• _EXERCISE OBJECTIVE_
Show all lines holding the string "document".

• _MATERIAL FOR THIS EXERCISE_
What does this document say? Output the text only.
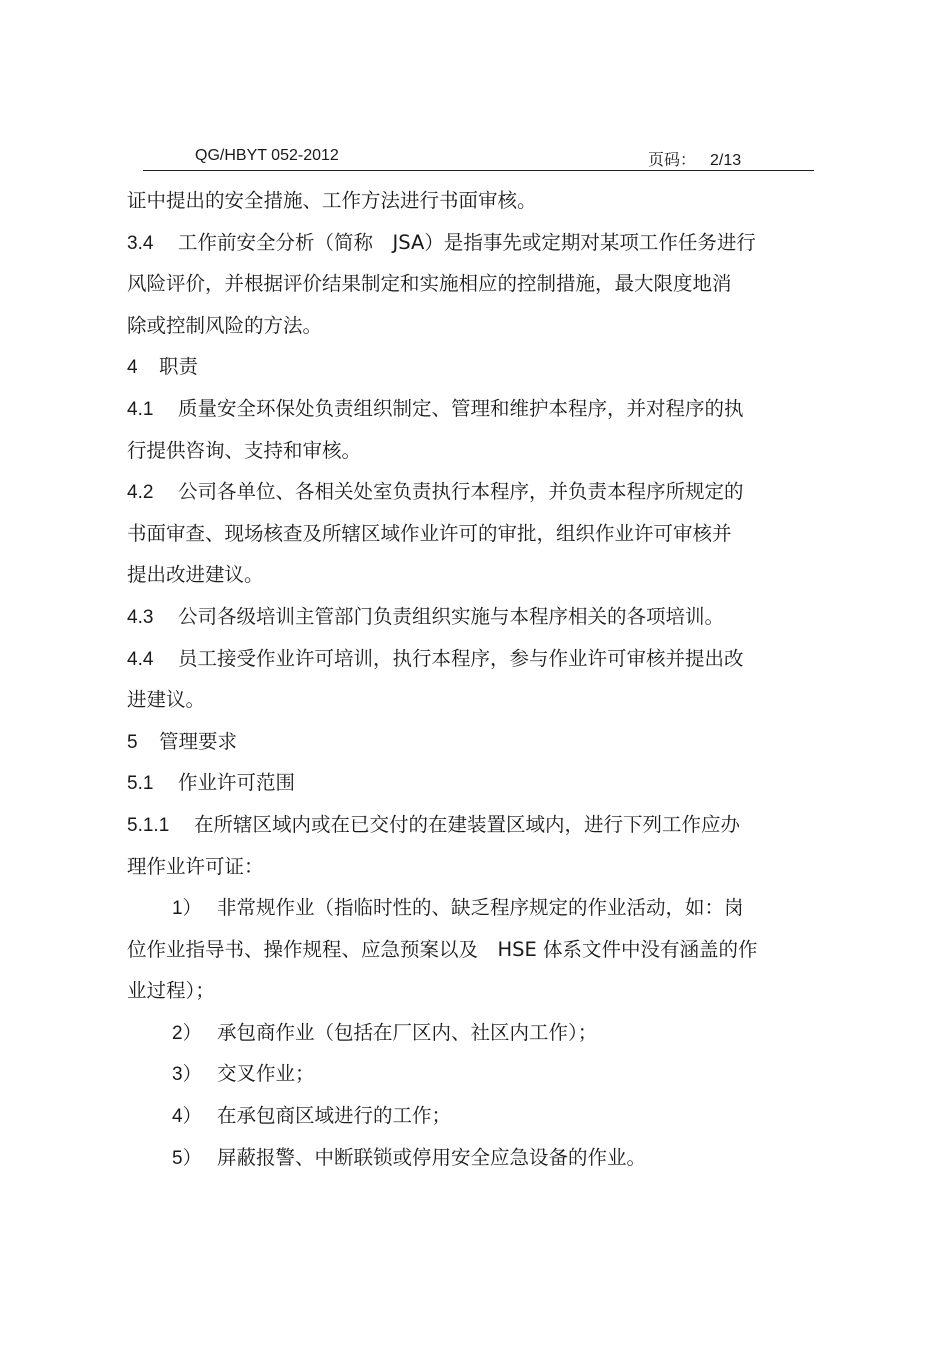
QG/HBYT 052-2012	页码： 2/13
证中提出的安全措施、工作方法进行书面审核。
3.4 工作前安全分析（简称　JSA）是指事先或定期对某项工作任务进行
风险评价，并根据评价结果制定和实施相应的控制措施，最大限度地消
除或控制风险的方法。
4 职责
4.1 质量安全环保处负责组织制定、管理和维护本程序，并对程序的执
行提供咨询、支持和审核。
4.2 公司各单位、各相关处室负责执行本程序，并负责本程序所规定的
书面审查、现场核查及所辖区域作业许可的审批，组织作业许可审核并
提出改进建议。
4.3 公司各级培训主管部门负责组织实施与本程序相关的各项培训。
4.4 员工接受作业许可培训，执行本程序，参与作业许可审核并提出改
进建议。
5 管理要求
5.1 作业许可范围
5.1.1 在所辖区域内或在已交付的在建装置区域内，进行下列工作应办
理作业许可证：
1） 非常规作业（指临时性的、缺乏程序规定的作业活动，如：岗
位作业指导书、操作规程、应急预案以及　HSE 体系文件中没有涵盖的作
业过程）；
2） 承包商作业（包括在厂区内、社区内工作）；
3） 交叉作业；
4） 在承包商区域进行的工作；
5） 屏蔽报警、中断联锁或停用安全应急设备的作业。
---
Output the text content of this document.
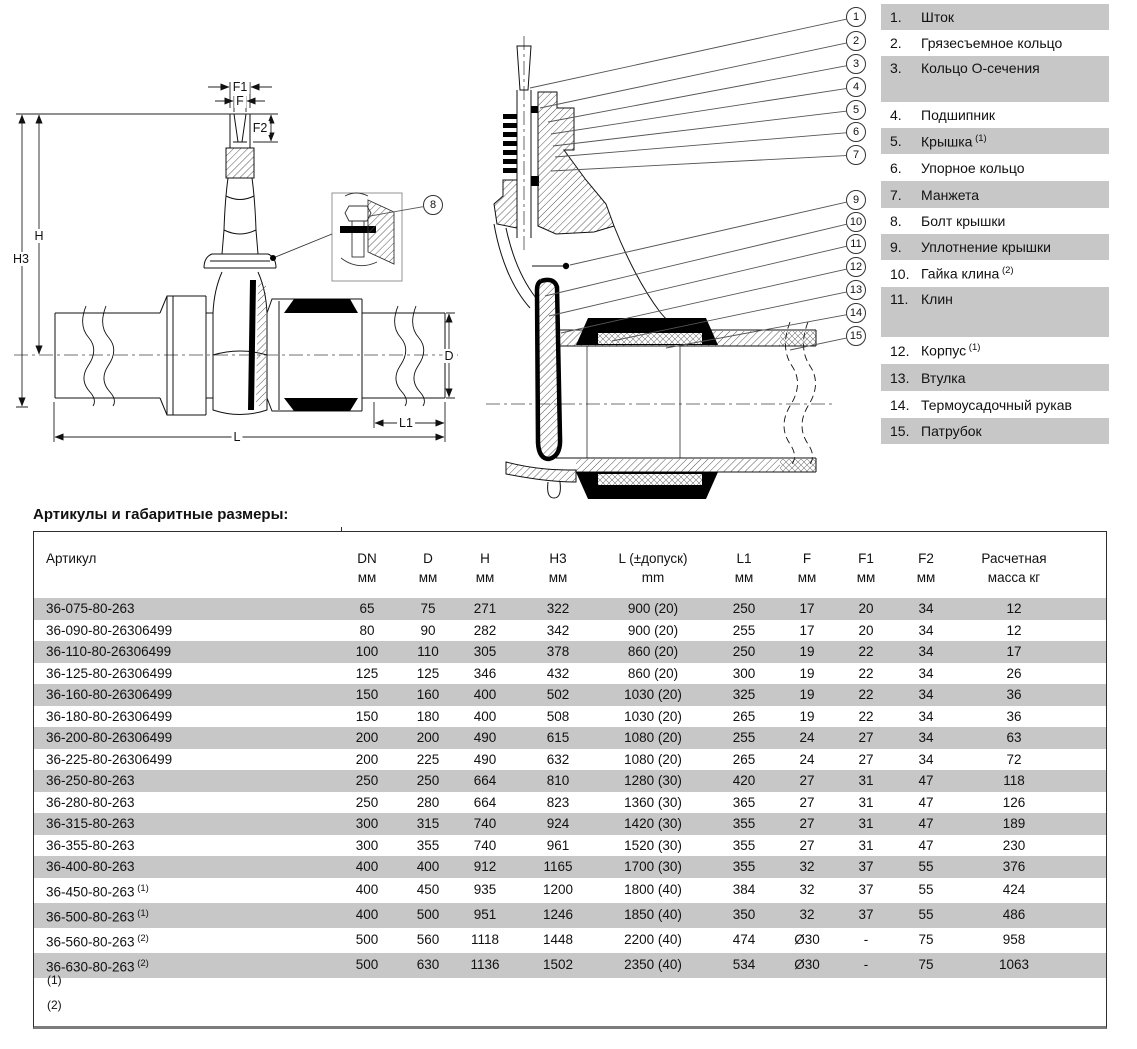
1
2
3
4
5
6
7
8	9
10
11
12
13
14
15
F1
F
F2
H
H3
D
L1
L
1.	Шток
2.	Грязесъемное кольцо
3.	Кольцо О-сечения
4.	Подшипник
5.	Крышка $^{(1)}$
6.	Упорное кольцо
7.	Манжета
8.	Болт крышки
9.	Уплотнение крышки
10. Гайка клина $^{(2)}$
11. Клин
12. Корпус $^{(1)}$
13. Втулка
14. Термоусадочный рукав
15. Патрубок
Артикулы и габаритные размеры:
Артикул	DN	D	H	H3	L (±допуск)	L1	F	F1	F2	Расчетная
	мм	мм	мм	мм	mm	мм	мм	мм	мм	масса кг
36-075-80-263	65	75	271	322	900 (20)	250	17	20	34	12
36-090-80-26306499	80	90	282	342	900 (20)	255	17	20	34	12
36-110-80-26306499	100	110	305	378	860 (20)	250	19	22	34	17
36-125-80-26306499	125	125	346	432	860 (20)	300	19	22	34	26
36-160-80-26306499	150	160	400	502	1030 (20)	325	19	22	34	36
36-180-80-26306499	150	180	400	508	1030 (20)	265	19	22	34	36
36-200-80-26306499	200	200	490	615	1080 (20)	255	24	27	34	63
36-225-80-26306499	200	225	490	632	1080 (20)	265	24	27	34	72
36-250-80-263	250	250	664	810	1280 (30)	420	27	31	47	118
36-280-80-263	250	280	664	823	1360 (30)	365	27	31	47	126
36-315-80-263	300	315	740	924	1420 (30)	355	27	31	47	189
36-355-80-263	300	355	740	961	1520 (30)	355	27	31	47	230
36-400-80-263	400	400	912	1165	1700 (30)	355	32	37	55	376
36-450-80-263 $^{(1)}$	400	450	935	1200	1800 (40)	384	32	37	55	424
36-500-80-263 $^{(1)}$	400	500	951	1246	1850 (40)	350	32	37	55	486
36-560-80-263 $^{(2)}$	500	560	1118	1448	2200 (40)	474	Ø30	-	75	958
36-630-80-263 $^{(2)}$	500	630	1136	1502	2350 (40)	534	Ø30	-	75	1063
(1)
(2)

• _THE COMPLETED TASK_
What does this document say? Output the text only.
Output the text content of this document.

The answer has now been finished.